• _STATED GOAL_: Make an exact copy of all the entries, with the pictures left out.
====== LISTED ENTRIES
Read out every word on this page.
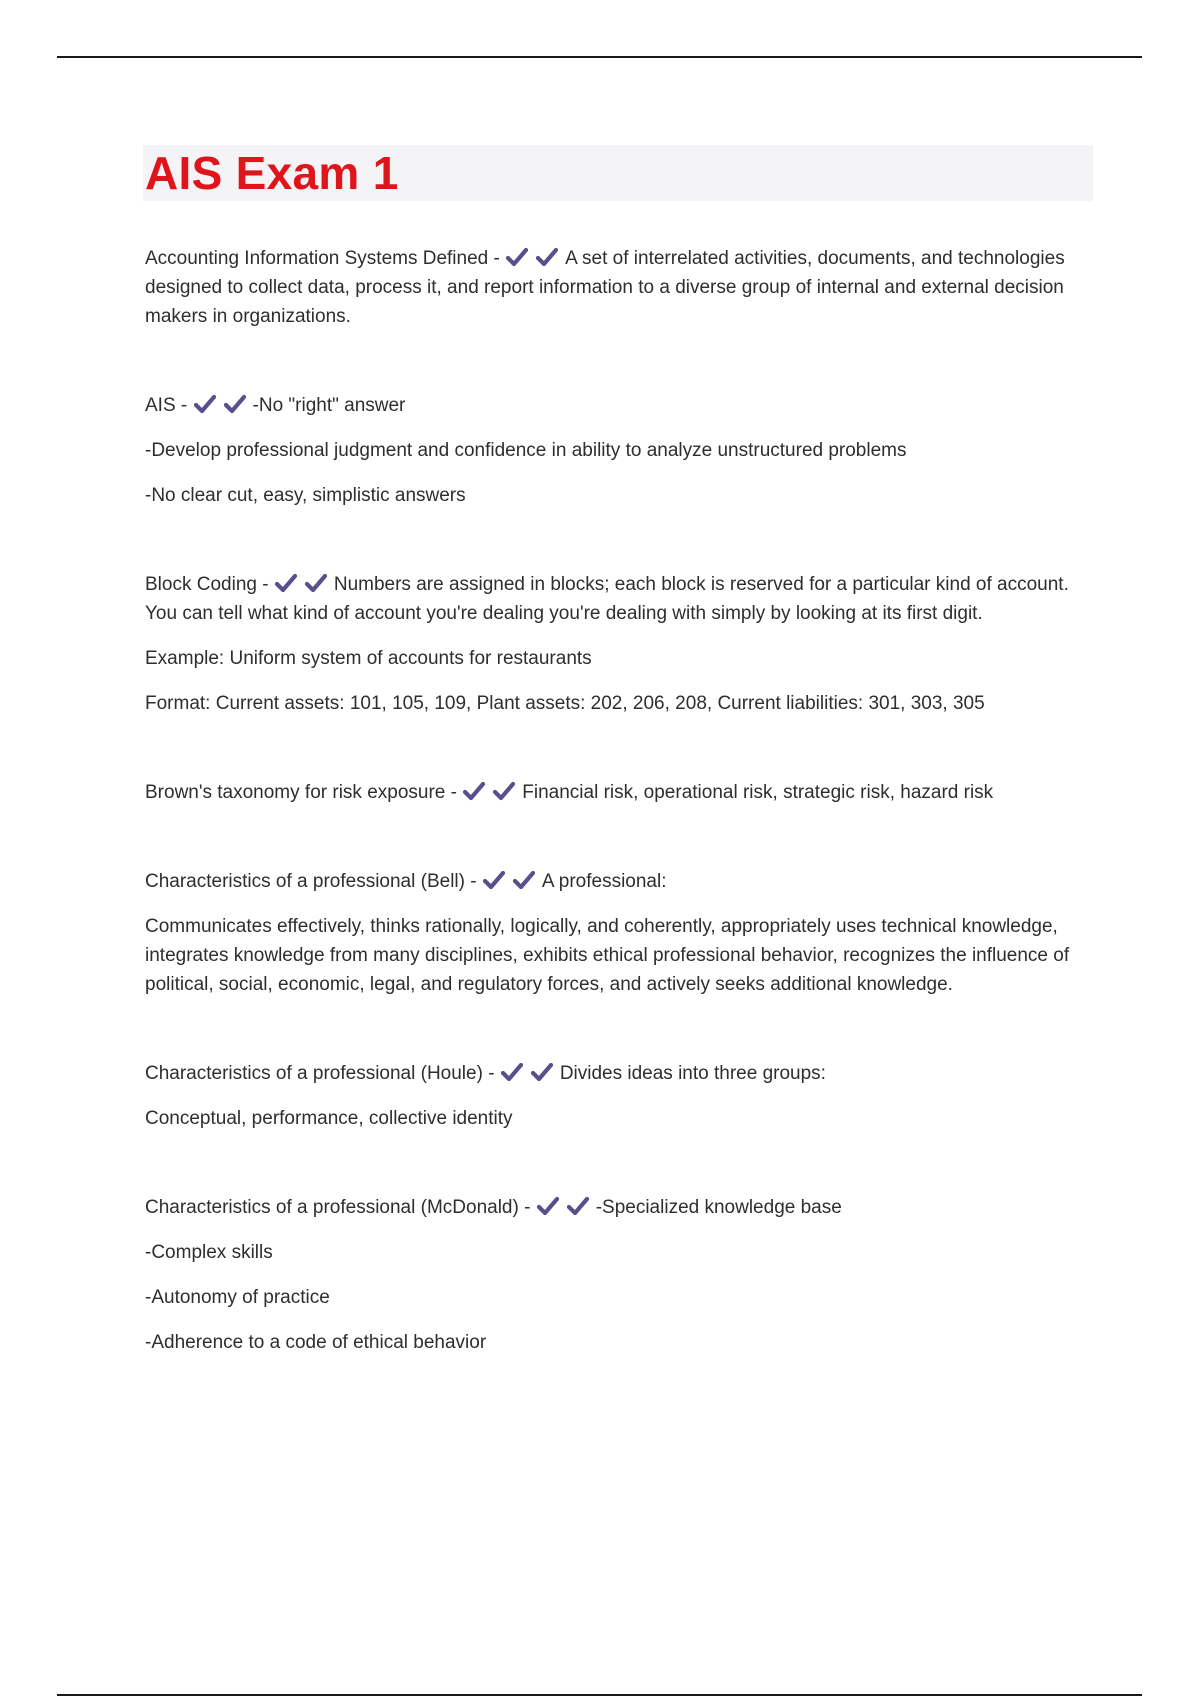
AIS Exam 1

Accounting Information Systems Defined -	A set of interrelated activities, documents, and technologies designed to collect data, process it, and report information to a diverse group of internal and external decision makers in organizations.

AIS -	-No "right" answer

-Develop professional judgment and confidence in ability to analyze unstructured problems

-No clear cut, easy, simplistic answers

Block Coding -	Numbers are assigned in blocks; each block is reserved for a particular kind of account. You can tell what kind of account you're dealing you're dealing with simply by looking at its first digit.

Example: Uniform system of accounts for restaurants

Format: Current assets: 101, 105, 109, Plant assets: 202, 206, 208, Current liabilities: 301, 303, 305

Brown's taxonomy for risk exposure -	Financial risk, operational risk, strategic risk, hazard risk

Characteristics of a professional (Bell) -	A professional:

Communicates effectively, thinks rationally, logically, and coherently, appropriately uses technical knowledge, integrates knowledge from many disciplines, exhibits ethical professional behavior, recognizes the influence of political, social, economic, legal, and regulatory forces, and actively seeks additional knowledge.

Characteristics of a professional (Houle) -	Divides ideas into three groups:

Conceptual, performance, collective identity

Characteristics of a professional (McDonald) -	-Specialized knowledge base

-Complex skills

-Autonomy of practice

-Adherence to a code of ethical behavior
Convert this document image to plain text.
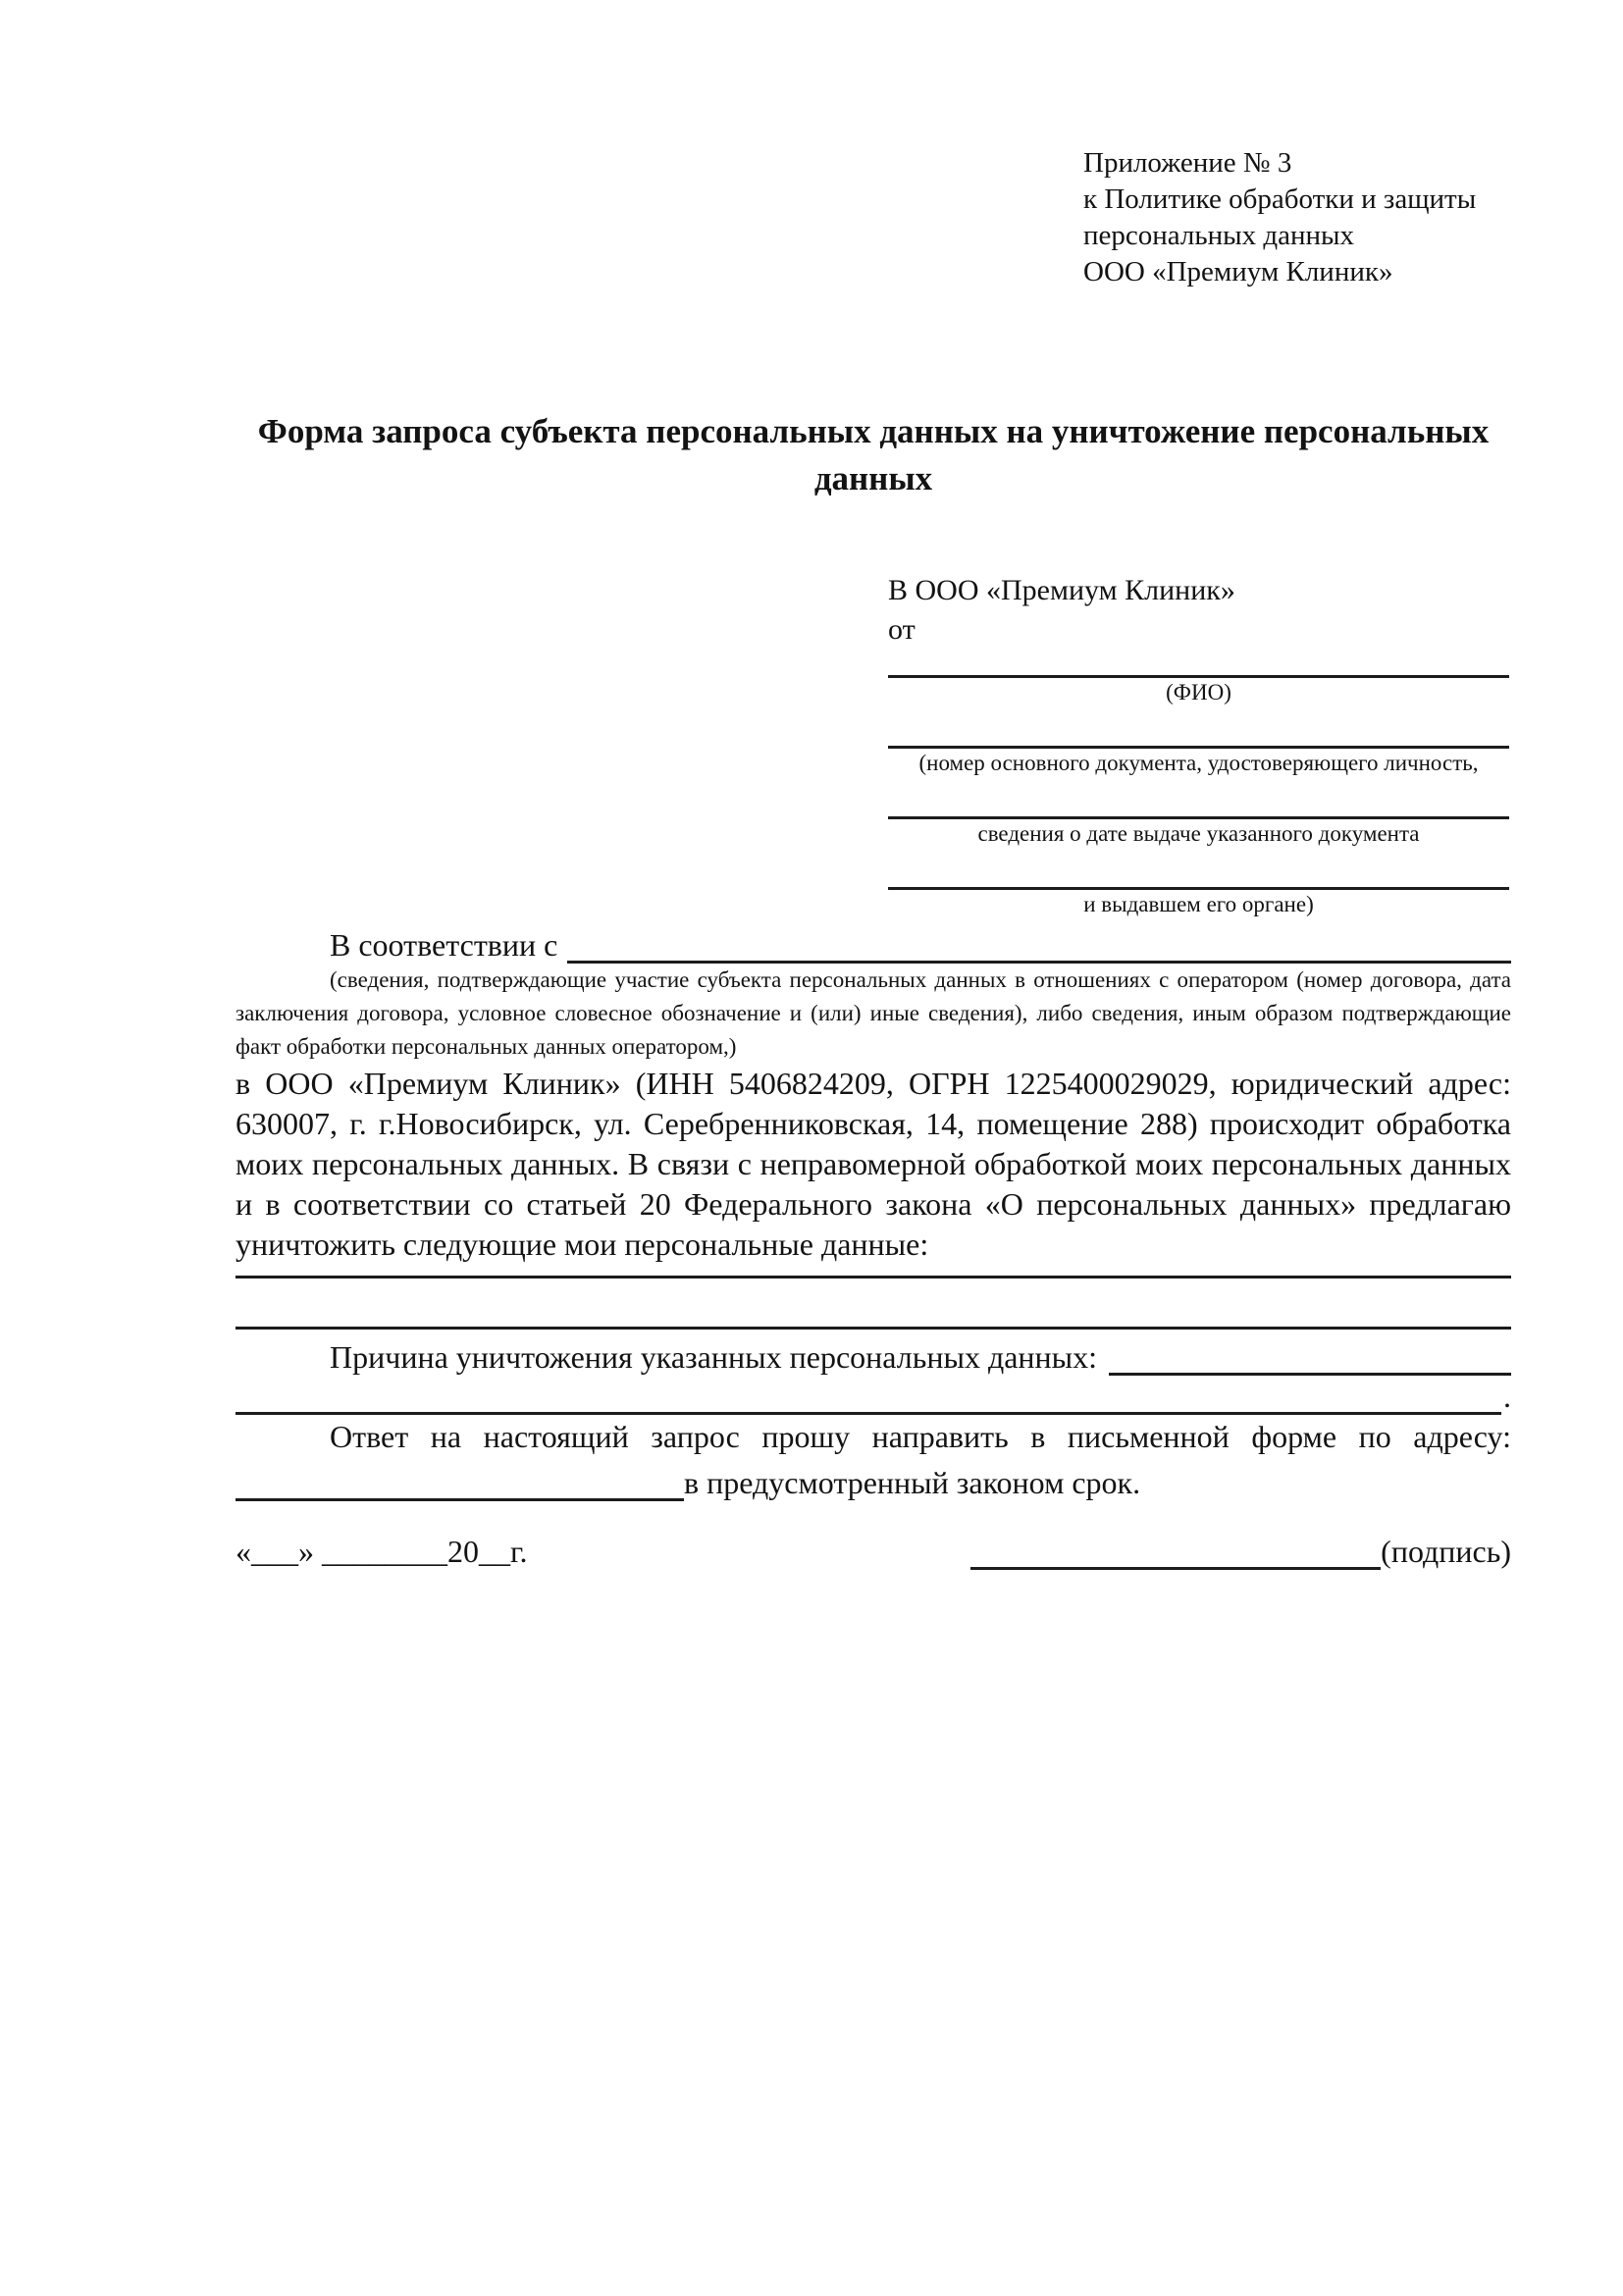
Приложение № 3
к Политике обработки и защиты
персональных данных
ООО «Премиум Клиник»
Форма запроса субъекта персональных данных на уничтожение персональных данных
В ООО «Премиум Клиник»
от
(ФИО)
(номер основного документа, удостоверяющего личность,
сведения о дате выдаче указанного документа
и выдавшем его органе)
В соответствии с
(сведения, подтверждающие участие субъекта персональных данных в отношениях с оператором (номер договора, дата заключения договора, условное словесное обозначение и (или) иные сведения), либо сведения, иным образом подтверждающие факт обработки персональных данных оператором,)
в ООО «Премиум Клиник» (ИНН 5406824209, ОГРН 1225400029029, юридический адрес: 630007, г. г.Новосибирск, ул. Серебренниковская, 14, помещение 288) происходит обработка моих персональных данных. В связи с неправомерной обработкой моих персональных данных и в соответствии со статьей 20 Федерального закона «О персональных данных» предлагаю уничтожить следующие мои персональные данные:
Причина уничтожения указанных персональных данных:
.
Ответ на настоящий запрос прошу направить в письменной форме по адресу:
в предусмотренный законом срок.
«___» ________20__г.	(подпись)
============
• _PROBLEM SOLUTION_:
Read out every word on this page.
AIS Exam 1

Accounting Information Systems Defined -	A set of interrelated activities, documents, and technologies designed to collect data, process it, and report information to a diverse group of internal and external decision makers in organizations.

AIS -	-No "right" answer

-Develop professional judgment and confidence in ability to analyze unstructured problems

-No clear cut, easy, simplistic answers

Block Coding -	Numbers are assigned in blocks; each block is reserved for a particular kind of account. You can tell what kind of account you're dealing you're dealing with simply by looking at its first digit.

Example: Uniform system of accounts for restaurants

Format: Current assets: 101, 105, 109, Plant assets: 202, 206, 208, Current liabilities: 301, 303, 305

Brown's taxonomy for risk exposure -	Financial risk, operational risk, strategic risk, hazard risk

Characteristics of a professional (Bell) -	A professional:

Communicates effectively, thinks rationally, logically, and coherently, appropriately uses technical knowledge, integrates knowledge from many disciplines, exhibits ethical professional behavior, recognizes the influence of political, social, economic, legal, and regulatory forces, and actively seeks additional knowledge.

Characteristics of a professional (Houle) -	Divides ideas into three groups:

Conceptual, performance, collective identity

Characteristics of a professional (McDonald) -	-Specialized knowledge base

-Complex skills

-Autonomy of practice

-Adherence to a code of ethical behavior
Convert this document image to plain text.
Приложение № 3
к Политике обработки и защиты
персональных данных
ООО «Премиум Клиник»
Форма запроса субъекта персональных данных на уничтожение персональных данных
В ООО «Премиум Клиник»
от
(ФИО)
(номер основного документа, удостоверяющего личность,
сведения о дате выдаче указанного документа
и выдавшем его органе)
В соответствии с
(сведения, подтверждающие участие субъекта персональных данных в отношениях с оператором (номер договора, дата заключения договора, условное словесное обозначение и (или) иные сведения), либо сведения, иным образом подтверждающие факт обработки персональных данных оператором,)
в ООО «Премиум Клиник» (ИНН 5406824209, ОГРН 1225400029029, юридический адрес: 630007, г. г.Новосибирск, ул. Серебренниковская, 14, помещение 288) происходит обработка моих персональных данных. В связи с неправомерной обработкой моих персональных данных и в соответствии со статьей 20 Федерального закона «О персональных данных» предлагаю уничтожить следующие мои персональные данные:
Причина уничтожения указанных персональных данных:
.
Ответ на настоящий запрос прошу направить в письменной форме по адресу:
в предусмотренный законом срок.
«___» ________20__г.	(подпись)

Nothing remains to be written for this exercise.